● REQUIRED WORK: From the records below, pull each line that has "Temperature".

## begin

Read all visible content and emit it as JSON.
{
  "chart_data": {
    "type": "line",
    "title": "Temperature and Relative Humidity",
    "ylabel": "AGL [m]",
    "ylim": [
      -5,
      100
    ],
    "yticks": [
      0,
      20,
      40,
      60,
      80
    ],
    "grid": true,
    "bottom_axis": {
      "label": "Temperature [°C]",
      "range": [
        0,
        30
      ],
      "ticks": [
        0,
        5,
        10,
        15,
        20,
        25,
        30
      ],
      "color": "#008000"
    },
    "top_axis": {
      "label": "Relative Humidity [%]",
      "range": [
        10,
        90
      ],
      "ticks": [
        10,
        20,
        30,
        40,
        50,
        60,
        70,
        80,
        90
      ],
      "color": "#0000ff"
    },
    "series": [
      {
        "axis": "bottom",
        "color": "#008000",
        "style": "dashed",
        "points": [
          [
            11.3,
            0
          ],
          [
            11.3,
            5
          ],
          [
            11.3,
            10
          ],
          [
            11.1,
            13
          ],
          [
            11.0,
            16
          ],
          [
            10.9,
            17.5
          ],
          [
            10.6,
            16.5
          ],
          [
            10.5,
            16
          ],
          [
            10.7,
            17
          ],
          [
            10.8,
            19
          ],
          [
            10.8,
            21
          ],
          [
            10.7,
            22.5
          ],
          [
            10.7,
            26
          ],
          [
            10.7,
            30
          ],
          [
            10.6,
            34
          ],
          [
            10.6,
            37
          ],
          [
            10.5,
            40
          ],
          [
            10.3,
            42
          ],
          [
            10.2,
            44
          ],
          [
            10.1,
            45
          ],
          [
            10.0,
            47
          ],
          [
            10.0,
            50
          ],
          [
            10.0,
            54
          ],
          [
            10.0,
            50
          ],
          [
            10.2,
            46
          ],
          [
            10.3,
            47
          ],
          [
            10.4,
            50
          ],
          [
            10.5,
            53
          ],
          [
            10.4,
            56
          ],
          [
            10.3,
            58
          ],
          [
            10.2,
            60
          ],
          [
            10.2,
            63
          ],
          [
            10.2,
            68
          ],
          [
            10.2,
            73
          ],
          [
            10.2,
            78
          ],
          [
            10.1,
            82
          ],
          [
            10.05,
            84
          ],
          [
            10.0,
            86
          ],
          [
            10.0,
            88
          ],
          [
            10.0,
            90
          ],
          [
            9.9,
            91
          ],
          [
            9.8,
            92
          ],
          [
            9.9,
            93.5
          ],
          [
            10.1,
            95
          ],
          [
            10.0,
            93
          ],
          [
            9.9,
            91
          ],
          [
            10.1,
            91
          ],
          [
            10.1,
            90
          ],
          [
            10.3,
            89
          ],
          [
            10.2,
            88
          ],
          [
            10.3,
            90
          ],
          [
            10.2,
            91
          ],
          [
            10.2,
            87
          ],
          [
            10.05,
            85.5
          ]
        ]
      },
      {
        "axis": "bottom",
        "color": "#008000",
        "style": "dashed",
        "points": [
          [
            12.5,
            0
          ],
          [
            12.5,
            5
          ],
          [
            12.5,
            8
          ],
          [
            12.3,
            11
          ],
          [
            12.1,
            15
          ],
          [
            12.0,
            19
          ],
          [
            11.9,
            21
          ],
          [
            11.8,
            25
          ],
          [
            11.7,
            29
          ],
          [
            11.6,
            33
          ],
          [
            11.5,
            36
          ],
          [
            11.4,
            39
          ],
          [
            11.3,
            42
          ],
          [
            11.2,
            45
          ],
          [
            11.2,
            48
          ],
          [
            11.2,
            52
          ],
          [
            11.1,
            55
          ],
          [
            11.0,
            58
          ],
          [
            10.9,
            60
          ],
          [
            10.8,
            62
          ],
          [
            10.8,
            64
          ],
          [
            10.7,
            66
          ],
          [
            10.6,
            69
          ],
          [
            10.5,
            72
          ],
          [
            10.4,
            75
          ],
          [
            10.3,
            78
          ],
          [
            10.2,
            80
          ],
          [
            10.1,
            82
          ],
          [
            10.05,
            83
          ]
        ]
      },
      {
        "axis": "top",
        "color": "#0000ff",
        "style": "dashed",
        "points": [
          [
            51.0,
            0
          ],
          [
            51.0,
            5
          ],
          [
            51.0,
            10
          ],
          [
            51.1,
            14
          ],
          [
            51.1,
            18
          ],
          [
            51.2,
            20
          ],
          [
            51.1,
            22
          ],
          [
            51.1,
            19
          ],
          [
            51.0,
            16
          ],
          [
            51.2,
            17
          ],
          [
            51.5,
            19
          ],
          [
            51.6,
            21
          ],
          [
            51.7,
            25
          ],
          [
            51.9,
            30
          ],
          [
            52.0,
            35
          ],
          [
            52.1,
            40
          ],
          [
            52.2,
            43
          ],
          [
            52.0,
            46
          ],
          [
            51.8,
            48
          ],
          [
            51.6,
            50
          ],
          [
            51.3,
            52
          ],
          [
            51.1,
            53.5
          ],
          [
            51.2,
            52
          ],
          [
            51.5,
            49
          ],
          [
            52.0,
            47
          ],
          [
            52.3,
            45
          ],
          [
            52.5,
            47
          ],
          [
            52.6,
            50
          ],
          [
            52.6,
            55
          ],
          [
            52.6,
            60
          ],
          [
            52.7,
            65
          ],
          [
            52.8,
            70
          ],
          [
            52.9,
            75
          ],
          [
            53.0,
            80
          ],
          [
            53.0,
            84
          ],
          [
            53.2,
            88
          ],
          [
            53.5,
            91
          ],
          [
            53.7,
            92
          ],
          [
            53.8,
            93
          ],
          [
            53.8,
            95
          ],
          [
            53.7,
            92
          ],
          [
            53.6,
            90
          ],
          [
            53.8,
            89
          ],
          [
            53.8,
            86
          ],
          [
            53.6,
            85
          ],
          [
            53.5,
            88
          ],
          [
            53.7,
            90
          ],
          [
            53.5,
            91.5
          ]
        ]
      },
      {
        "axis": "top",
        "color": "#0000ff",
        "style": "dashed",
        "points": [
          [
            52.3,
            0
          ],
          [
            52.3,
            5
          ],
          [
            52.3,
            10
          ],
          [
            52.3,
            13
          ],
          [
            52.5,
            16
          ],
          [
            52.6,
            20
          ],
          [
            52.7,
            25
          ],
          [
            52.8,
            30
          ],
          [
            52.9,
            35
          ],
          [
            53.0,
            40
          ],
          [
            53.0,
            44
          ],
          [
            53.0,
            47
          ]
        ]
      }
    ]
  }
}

## end

● RESPONSE BELOW:
    "title": "Temperature and Relative Humidity",
      "label": "Temperature [°C]",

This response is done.